*EXERCISE:* Express the stretch of the entries below that opens with the line containing "derailleur at lower left [0,880,323,1232]" and closes with the line containing "upper and right spokes [875,0,1500,630]" as a Markdown table with two columns, Row for the row number and Line for that line's text, leaving out any blank lines.

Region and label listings
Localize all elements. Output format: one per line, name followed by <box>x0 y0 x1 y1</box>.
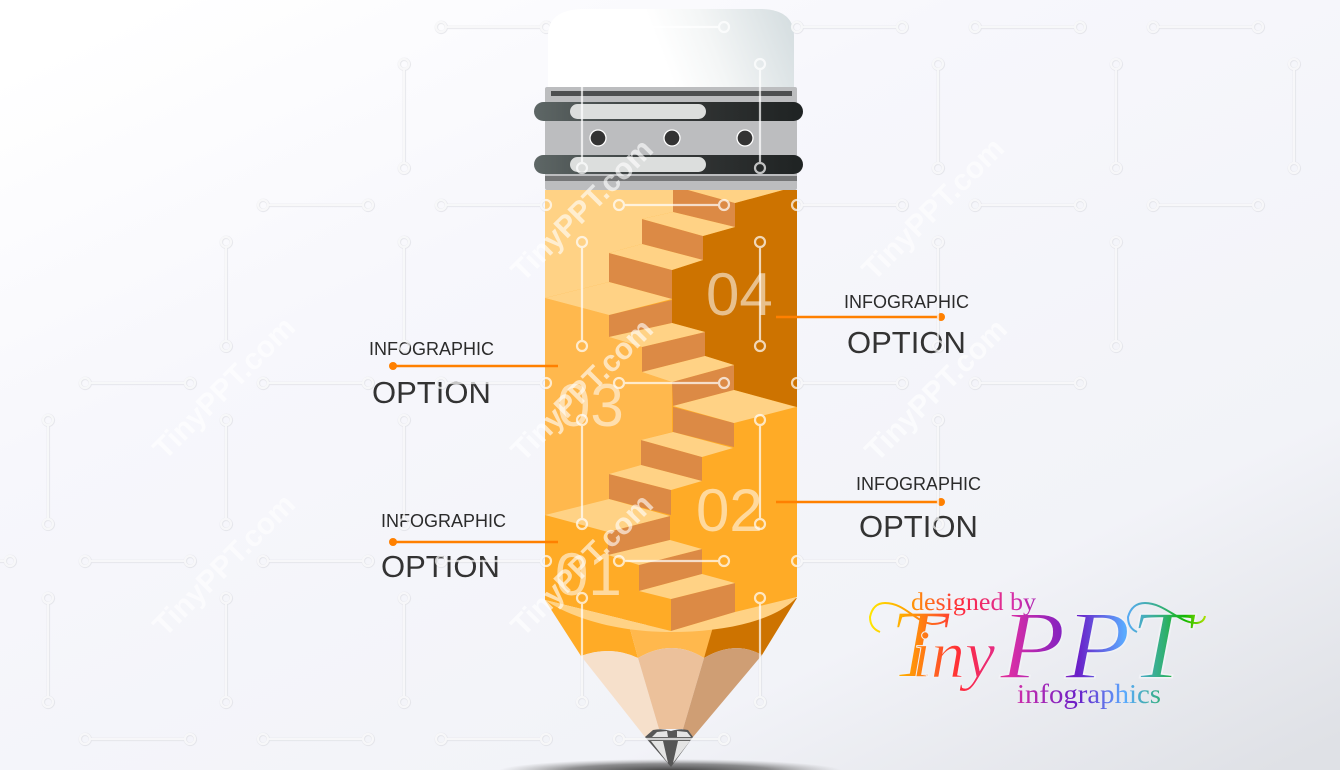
callout: option 03: OPTION <box>372 375 491 410</box>
watermarks: TinyPPT.com <box>505 313 660 468</box>
pencil cone <box>545 598 797 658</box>
callout: option 04: OPTION <box>847 325 966 360</box>
logo: designed by TinyPPT infographics: iny <box>912 616 996 692</box>
logo: designed by TinyPPT infographics: PPT <box>999 592 1197 700</box>
callout: option 02 <box>776 474 981 544</box>
pencil <box>534 9 803 767</box>
logo: designed by TinyPPT infographics: T <box>890 591 951 699</box>
watermarks: TinyPPT.com <box>505 488 660 643</box>
watermarks: TinyPPT.com <box>856 132 1011 287</box>
callout: option 03 <box>369 339 558 410</box>
watermarks: TinyPPT.com <box>147 488 302 643</box>
callout: option 04: INFOGRAPHIC <box>844 292 969 312</box>
number 01: 01 <box>555 541 622 608</box>
pencil wood tip <box>581 648 762 737</box>
watermarks: TinyPPT.com <box>147 311 302 466</box>
callout: option 03: INFOGRAPHIC <box>369 339 494 359</box>
ground shadow <box>498 759 842 770</box>
callout: option 04 <box>776 292 969 360</box>
logo: designed by TinyPPT infographics <box>870 589 1205 709</box>
watermarks: TinyPPT.com <box>505 133 660 288</box>
pencil collar band <box>545 597 797 632</box>
number 03: 03 <box>557 372 624 439</box>
callout: option 01 <box>381 511 558 584</box>
number 04: 04 <box>706 261 773 328</box>
callout: option 01: INFOGRAPHIC <box>381 511 506 531</box>
metal ferrule <box>534 87 803 190</box>
number 02: 02 <box>696 477 763 544</box>
watermarks: TinyPPT.com <box>859 313 1014 468</box>
eraser <box>548 9 794 88</box>
logo: designed by TinyPPT infographics: designed by <box>911 589 1037 616</box>
pencil lead <box>645 729 693 767</box>
pencil body <box>545 190 797 631</box>
callout: option 01: OPTION <box>381 549 500 584</box>
staircase <box>545 190 796 631</box>
callout: option 02: OPTION <box>859 509 978 544</box>
callout: option 02: INFOGRAPHIC <box>856 474 981 494</box>
watermarks <box>147 132 1014 643</box>
logo: designed by TinyPPT infographics: infographics <box>1017 679 1161 709</box>
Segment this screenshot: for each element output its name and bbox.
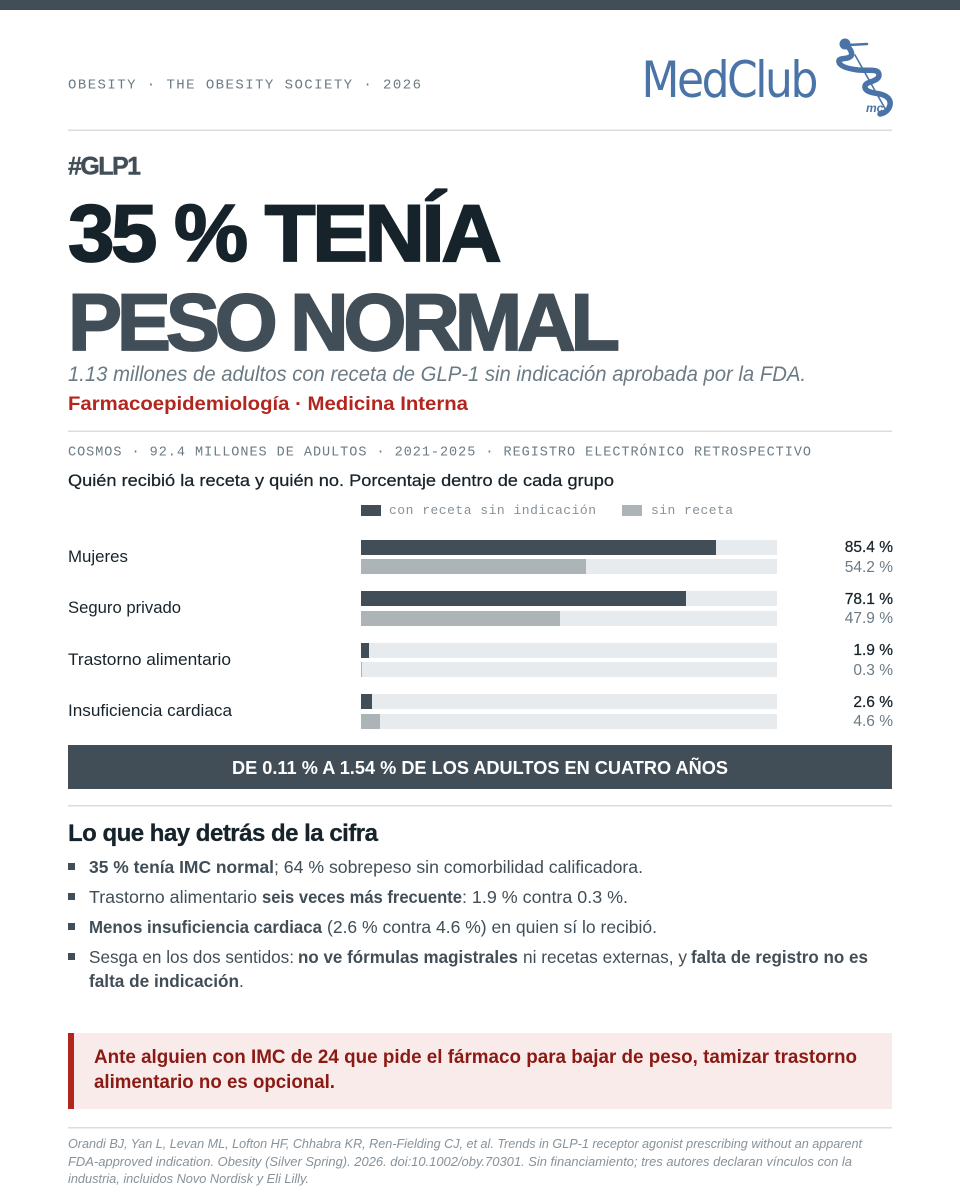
row: Mujeres: 85.4 %: [845, 539, 893, 556]
bullet 4: .: [239, 971, 244, 991]
citation footer: industria, incluidos Novo Nordisk y Eli Lilly.: [68, 1171, 309, 1186]
banner: [68, 745, 892, 789]
citation footer: FDA-approved indication. Obesity (Silver Spring). 2026. doi:10.1002/oby.70301. Sin financiamiento; tres autores declaran vínculos con la: [68, 1154, 852, 1169]
row: Mujeres: 54.2 %: [845, 559, 893, 576]
bar chart: [68, 539, 893, 730]
bullet 4: falta de indicación: [89, 971, 239, 991]
logo: MedClub: [642, 38, 890, 115]
legend: con receta sin indicación: [389, 503, 596, 518]
callout: [68, 1033, 892, 1109]
logo: MedClub: MedClub: [642, 51, 818, 110]
bullet 1: ; 64 % sobrepeso sin comorbilidad calificadora.: [274, 857, 643, 877]
row: Insuficiencia cardiaca: Insuficiencia cardiaca: [68, 701, 233, 720]
row: Trastorno alimentario: 0.3 %: [853, 662, 893, 679]
row: Trastorno alimentario: Trastorno alimentario: [68, 650, 231, 669]
bullet 2: seis veces más frecuente: [262, 887, 462, 907]
bullet 2: [68, 887, 628, 907]
citation footer: Orandi BJ, Yan L, Levan ML, Lofton HF, Chhabra KR, Ren-Fielding CJ, et al. Trends in GLP-1 receptor agonist prescribing without an apparent: [68, 1136, 863, 1151]
bullet 1: 35 % tenía IMC normal: [89, 857, 274, 877]
title line 1: 35 % TENÍA: [68, 189, 502, 279]
row: Mujeres: [68, 539, 893, 576]
chart heading: Quién recibió la receta y quién no. Porcentaje dentro de cada grupo: [68, 471, 614, 490]
callout: alimentario no es opcional.: [94, 1072, 335, 1093]
row: Trastorno alimentario: 1.9 %: [853, 642, 893, 659]
row: Insuficiencia cardiaca: 4.6 %: [853, 713, 893, 730]
bullet 2: Trastorno alimentario: [89, 887, 257, 907]
header source line: OBESITY · THE OBESITY SOCIETY · 2026: [68, 78, 421, 94]
subtitle: 1.13 millones de adultos con receta de GLP-1 sin indicación aprobada por la FDA.: [68, 363, 806, 386]
top bar: [0, 0, 960, 10]
bullet 4: [68, 947, 868, 991]
hashtag: #GLP1: [68, 152, 141, 180]
bullet 1: [68, 857, 643, 877]
bullet 4: no ve fórmulas magistrales: [298, 947, 518, 967]
title line 2: PESO NORMAL: [68, 278, 620, 368]
icon: snake and staff: mc: [866, 101, 884, 115]
bullet 4: Sesga en los dos sentidos:: [89, 947, 294, 967]
row: Seguro privado: 47.9 %: [845, 610, 893, 627]
specialty tag: Farmacoepidemiología · Medicina Interna: [68, 393, 468, 415]
bullet 4: ni recetas externas, y: [523, 947, 687, 967]
bullet 3: (2.6 % contra 4.6 %) en quien sí lo recibió.: [327, 917, 657, 937]
bullet 3: [68, 917, 657, 937]
row: Insuficiencia cardiaca: 2.6 %: [853, 694, 893, 711]
row: Mujeres: Mujeres: [68, 547, 128, 566]
row: Trastorno alimentario: [68, 642, 893, 679]
citation footer: [68, 1136, 863, 1186]
banner: DE 0.11 % A 1.54 % DE LOS ADULTOS EN CUATRO AÑOS: [232, 757, 728, 778]
bullet list: [68, 857, 868, 991]
callout: Ante alguien con IMC de 24 que pide el fármaco para bajar de peso, tamizar trastorno: [94, 1047, 857, 1068]
icon: snake and staff: [839, 38, 890, 115]
row: Seguro privado: 78.1 %: [845, 591, 893, 608]
bullet 2: : 1.9 % contra 0.3 %.: [462, 887, 628, 907]
bullet 4: falta de registro no es: [691, 947, 868, 967]
bullet 3: Menos insuficiencia cardiaca: [89, 917, 322, 937]
section heading: Lo que hay detrás de la cifra: [68, 820, 379, 847]
row: Seguro privado: Seguro privado: [68, 598, 181, 617]
legend: sin receta: [651, 503, 733, 518]
row: Seguro privado: [68, 591, 893, 627]
row: Insuficiencia cardiaca: [68, 694, 893, 730]
study data line: COSMOS · 92.4 MILLONES DE ADULTOS · 2021-2025 · REGISTRO ELECTRÓNICO RETROSPECTIVO: [68, 444, 811, 460]
legend: [361, 503, 733, 518]
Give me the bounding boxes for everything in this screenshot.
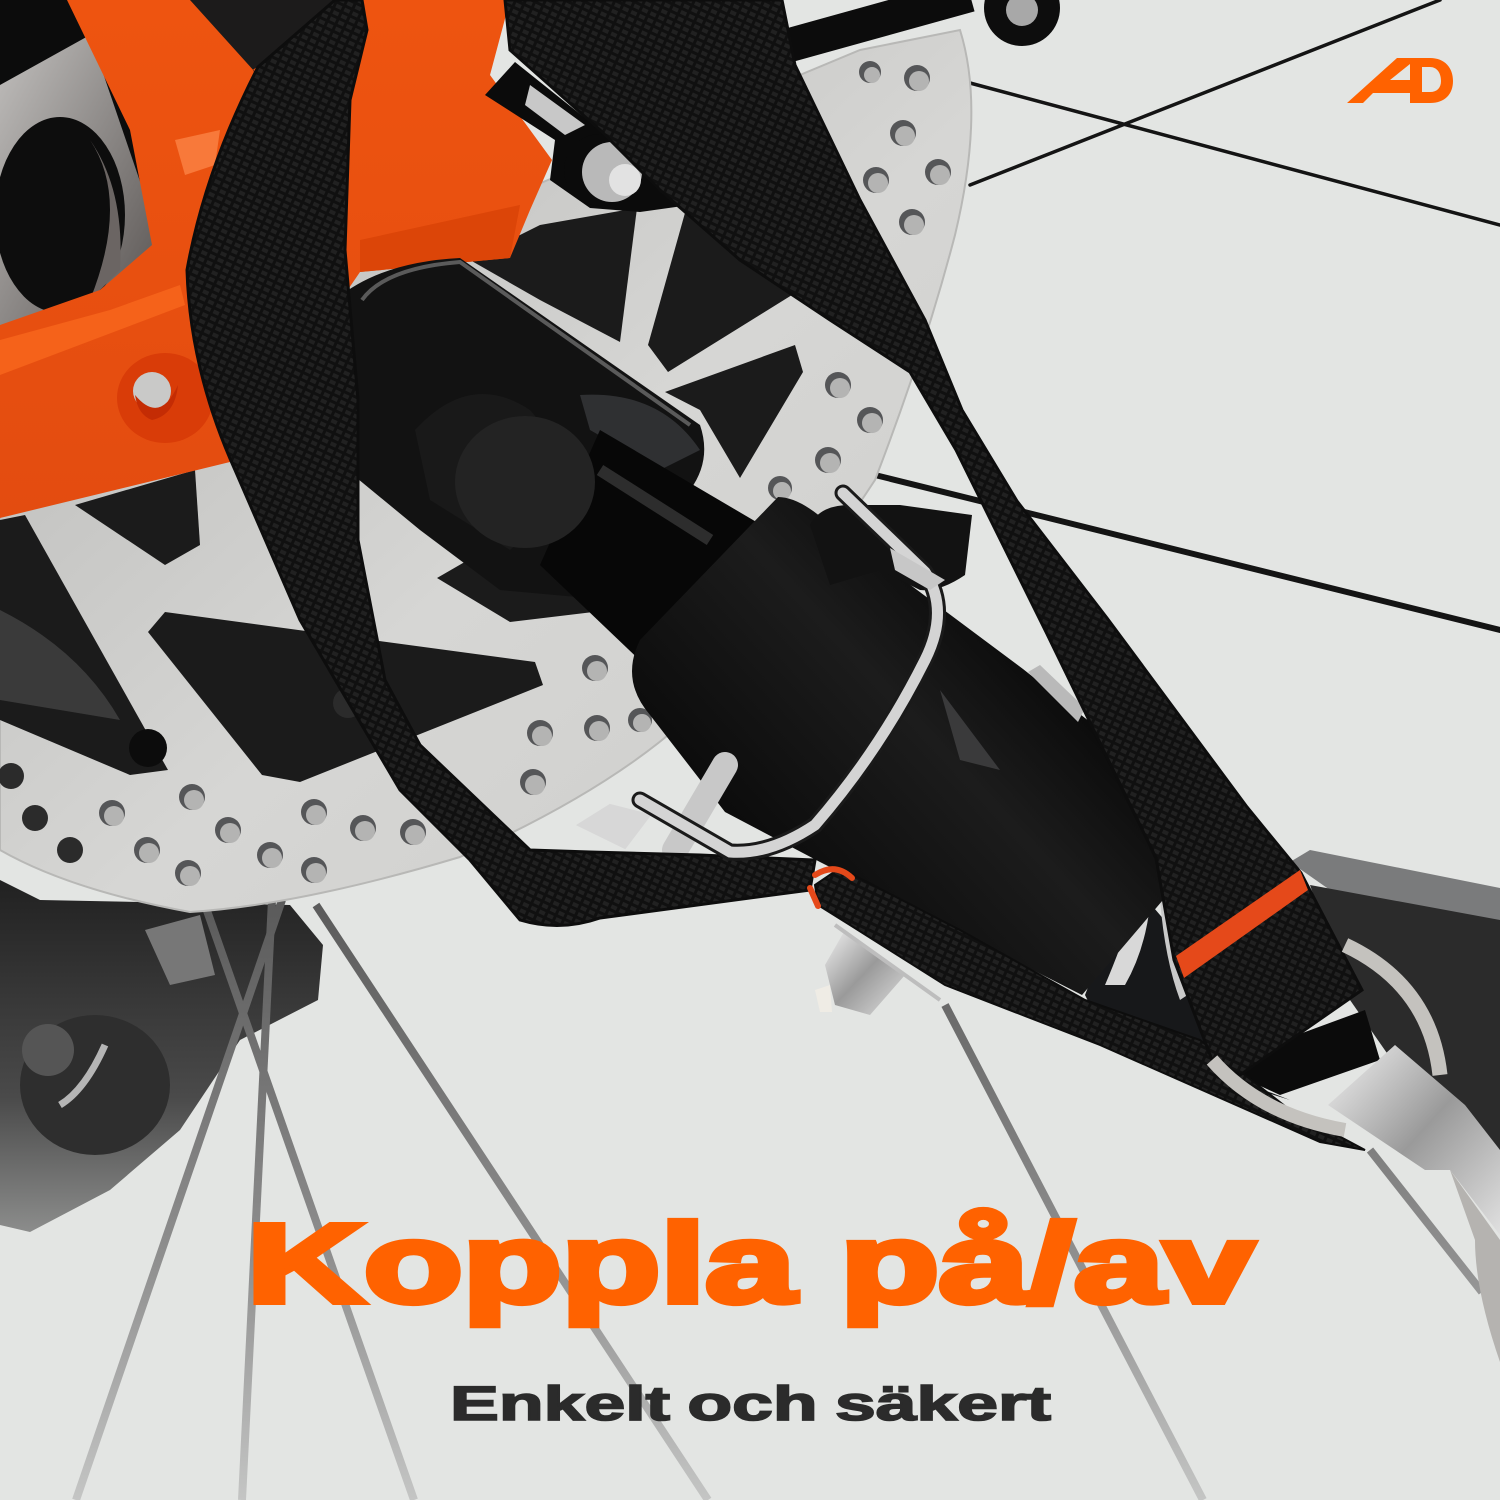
derailleur at lower left [0,880,323,1232]
dark rotor holes [0,688,363,863]
black sleeve tube [632,497,1180,995]
black hitch bracket and shaft [335,258,770,670]
orange stitching on strap [1176,870,1308,978]
brand logo [1347,58,1453,103]
rotor hole highlights [104,67,950,886]
bolts at top [485,0,1060,212]
left webbing strap [187,0,815,926]
subtitle: Enkelt och säkert [450,1378,1051,1431]
upper right webbing strap [505,0,1362,1075]
orange bicycle frame [0,0,552,518]
upper and right spokes [875,0,1500,630]
locking pin [578,765,725,850]
lower webbing strap [815,868,1365,1150]
bolt nut below sleeve [815,925,940,1015]
rotor holes [99,61,951,886]
steel clip ring [640,493,945,852]
lower fading spokes [76,900,1482,1500]
brake rotor [0,30,971,912]
end cap [455,416,595,548]
shiny weld [1085,880,1380,1100]
title: Koppla på/av [247,1201,1254,1326]
silver D-ring and snap hook [1212,945,1500,1362]
grey dog leash plate [1290,850,1500,1180]
rotor cutouts [0,195,803,782]
orange stitching at knot [810,869,852,906]
fabric tail knot [810,505,972,590]
frame window behind struts [0,0,170,330]
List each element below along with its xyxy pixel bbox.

*THE OUTPUT:*
| Row | Line |
|---|---|
| 1 | derailleur at lower left [0,880,323,1232] |
| 2 | dark rotor holes [0,688,363,863] |
| 3 | black sleeve tube [632,497,1180,995] |
| 4 | black hitch bracket and shaft [335,258,770,670] |
| 5 | orange stitching on strap [1176,870,1308,978] |
| 6 | brand logo [1347,58,1453,103] |
| 7 | rotor hole highlights [104,67,950,886] |
| 8 | bolts at top [485,0,1060,212] |
| 9 | left webbing strap [187,0,815,926] |
| 10 | subtitle: Enkelt och säkert [450,1378,1051,1431] |
| 11 | upper right webbing strap [505,0,1362,1075] |
| 12 | orange bicycle frame [0,0,552,518] |
| 13 | upper and right spokes [875,0,1500,630] |